* Problem requirements *
Go through the data below and gather each line containing "likes".

* Available data *
▽
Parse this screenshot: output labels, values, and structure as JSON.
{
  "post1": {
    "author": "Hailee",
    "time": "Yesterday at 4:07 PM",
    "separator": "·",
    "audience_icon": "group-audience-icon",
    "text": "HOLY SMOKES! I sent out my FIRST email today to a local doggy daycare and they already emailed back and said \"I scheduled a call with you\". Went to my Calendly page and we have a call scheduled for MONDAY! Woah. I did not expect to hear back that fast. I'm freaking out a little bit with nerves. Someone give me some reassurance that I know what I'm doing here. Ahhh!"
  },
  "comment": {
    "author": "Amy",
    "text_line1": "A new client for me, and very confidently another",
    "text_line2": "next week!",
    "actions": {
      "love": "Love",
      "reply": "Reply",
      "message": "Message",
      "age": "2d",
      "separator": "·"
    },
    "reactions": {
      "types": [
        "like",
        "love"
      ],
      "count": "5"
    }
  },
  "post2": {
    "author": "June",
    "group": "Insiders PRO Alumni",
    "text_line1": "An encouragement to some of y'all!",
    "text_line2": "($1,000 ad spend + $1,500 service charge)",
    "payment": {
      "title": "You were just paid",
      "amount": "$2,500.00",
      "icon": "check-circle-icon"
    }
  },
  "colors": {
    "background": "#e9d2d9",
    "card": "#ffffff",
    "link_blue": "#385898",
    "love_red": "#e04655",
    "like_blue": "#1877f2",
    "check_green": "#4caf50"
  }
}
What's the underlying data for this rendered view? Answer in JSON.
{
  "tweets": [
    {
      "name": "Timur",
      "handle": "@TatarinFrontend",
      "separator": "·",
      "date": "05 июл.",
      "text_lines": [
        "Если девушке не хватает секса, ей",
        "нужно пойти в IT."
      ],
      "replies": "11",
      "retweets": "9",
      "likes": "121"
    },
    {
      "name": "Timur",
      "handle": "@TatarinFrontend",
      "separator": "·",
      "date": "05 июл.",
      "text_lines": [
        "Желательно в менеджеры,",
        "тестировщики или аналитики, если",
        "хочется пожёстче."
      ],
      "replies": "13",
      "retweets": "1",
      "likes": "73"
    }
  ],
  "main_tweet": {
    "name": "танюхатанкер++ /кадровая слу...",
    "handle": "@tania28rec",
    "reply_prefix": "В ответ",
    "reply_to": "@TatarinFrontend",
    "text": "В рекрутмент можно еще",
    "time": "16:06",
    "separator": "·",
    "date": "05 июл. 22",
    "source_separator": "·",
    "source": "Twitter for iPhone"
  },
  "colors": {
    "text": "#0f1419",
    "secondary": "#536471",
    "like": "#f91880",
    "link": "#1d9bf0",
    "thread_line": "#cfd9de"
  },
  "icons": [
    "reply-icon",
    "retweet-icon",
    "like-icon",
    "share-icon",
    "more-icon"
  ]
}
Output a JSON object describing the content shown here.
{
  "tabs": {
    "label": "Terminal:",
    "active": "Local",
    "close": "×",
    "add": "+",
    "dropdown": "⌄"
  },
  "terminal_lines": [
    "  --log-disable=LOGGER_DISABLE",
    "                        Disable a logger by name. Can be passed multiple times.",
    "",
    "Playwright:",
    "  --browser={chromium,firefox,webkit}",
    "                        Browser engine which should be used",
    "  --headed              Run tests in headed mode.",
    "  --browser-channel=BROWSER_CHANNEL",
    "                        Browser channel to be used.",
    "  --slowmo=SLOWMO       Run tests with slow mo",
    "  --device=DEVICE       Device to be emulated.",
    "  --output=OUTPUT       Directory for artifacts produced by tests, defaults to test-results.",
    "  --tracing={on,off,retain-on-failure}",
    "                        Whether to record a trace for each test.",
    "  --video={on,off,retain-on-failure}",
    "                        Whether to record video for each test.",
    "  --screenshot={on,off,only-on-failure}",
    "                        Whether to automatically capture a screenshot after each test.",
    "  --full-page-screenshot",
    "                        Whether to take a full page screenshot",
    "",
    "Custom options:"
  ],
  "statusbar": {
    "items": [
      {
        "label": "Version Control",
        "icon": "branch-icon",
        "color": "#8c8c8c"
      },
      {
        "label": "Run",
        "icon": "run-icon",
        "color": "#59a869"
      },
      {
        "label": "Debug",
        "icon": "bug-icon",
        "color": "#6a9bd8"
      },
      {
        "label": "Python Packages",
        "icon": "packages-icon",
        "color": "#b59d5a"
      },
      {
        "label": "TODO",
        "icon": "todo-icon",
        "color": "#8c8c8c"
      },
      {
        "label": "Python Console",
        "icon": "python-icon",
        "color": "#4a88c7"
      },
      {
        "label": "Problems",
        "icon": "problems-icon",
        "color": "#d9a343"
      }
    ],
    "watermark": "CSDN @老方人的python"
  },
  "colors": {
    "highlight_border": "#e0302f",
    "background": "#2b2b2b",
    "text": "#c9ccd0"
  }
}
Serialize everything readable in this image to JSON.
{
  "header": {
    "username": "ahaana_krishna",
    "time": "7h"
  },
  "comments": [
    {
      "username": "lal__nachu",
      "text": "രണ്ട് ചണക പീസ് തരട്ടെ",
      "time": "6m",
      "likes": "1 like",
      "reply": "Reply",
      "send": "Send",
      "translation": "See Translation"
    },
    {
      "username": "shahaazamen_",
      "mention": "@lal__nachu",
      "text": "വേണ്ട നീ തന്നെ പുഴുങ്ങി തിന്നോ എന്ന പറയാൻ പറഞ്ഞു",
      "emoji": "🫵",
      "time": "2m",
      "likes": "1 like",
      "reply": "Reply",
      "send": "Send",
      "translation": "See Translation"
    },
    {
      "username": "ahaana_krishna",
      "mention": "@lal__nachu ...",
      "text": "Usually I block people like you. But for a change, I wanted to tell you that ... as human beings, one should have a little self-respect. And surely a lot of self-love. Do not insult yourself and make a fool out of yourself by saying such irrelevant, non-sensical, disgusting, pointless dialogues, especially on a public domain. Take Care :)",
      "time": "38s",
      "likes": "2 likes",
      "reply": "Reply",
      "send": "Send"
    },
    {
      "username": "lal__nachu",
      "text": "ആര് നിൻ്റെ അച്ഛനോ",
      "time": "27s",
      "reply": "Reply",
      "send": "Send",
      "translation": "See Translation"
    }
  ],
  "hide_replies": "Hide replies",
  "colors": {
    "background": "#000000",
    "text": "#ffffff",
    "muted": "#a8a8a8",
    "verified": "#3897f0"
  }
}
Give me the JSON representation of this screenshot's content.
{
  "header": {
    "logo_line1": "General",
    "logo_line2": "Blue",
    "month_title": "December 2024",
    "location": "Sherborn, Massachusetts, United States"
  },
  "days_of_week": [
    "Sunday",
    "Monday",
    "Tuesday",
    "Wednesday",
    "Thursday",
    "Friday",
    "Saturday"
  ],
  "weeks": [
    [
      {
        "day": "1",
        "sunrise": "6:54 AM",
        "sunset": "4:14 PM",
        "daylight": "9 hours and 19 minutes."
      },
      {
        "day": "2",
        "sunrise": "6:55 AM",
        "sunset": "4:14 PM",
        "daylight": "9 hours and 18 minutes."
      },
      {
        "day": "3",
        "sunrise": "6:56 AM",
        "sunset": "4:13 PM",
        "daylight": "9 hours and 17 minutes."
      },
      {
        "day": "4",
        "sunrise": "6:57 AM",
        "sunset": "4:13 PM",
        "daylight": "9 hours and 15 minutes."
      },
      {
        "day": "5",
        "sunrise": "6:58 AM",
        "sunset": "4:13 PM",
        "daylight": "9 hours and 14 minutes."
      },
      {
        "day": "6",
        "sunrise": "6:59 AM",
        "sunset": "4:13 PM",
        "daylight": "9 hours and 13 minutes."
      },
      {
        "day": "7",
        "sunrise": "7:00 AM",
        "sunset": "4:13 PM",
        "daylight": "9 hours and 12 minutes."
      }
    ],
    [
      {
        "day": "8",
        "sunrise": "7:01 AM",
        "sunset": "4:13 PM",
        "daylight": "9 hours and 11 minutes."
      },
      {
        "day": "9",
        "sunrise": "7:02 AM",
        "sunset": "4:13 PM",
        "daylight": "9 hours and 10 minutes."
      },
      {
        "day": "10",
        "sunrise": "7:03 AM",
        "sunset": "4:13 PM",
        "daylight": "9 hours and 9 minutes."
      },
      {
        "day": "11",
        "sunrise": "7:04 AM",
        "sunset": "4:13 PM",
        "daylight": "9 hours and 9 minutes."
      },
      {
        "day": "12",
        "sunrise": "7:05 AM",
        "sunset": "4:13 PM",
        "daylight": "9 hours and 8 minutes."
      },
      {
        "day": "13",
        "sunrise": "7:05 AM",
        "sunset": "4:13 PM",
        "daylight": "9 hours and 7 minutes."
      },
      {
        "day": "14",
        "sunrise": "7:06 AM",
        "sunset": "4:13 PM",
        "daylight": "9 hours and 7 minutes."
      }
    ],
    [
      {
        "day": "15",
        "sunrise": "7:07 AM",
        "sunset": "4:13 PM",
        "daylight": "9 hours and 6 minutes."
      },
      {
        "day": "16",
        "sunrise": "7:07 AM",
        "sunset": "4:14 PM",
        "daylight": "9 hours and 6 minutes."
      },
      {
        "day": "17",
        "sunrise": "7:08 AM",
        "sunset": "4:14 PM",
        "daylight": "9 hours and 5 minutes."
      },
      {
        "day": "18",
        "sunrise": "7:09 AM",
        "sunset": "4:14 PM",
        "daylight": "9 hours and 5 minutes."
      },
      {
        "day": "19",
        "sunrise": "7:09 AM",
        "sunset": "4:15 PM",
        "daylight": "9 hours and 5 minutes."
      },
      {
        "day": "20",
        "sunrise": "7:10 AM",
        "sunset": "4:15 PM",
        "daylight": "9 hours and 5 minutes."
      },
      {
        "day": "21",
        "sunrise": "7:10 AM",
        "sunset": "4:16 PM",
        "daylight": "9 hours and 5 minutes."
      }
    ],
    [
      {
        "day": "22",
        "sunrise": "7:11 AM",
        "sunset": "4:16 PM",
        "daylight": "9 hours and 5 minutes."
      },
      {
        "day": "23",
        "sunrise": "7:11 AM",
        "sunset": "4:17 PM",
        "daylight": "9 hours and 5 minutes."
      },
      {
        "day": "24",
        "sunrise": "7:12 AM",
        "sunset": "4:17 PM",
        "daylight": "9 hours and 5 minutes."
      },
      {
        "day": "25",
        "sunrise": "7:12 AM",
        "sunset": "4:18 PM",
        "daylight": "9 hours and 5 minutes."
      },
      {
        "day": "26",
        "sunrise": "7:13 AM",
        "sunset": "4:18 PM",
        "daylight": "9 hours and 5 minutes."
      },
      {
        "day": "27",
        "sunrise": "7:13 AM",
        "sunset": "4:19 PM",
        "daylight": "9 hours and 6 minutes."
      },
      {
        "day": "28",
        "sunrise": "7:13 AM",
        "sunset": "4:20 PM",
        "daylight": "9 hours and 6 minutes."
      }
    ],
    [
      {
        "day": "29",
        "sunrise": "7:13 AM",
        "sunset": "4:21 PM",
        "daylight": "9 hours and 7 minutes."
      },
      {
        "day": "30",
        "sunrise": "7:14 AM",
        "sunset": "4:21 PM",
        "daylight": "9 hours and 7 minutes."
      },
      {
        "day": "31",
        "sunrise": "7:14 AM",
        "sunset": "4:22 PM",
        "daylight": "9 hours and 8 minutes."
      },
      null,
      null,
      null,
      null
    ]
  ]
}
△
* Result of the task *
      "likes": "121"
      "likes": "73"
      "likes": "1 like",
      "likes": "1 like",
      "likes": "2 likes",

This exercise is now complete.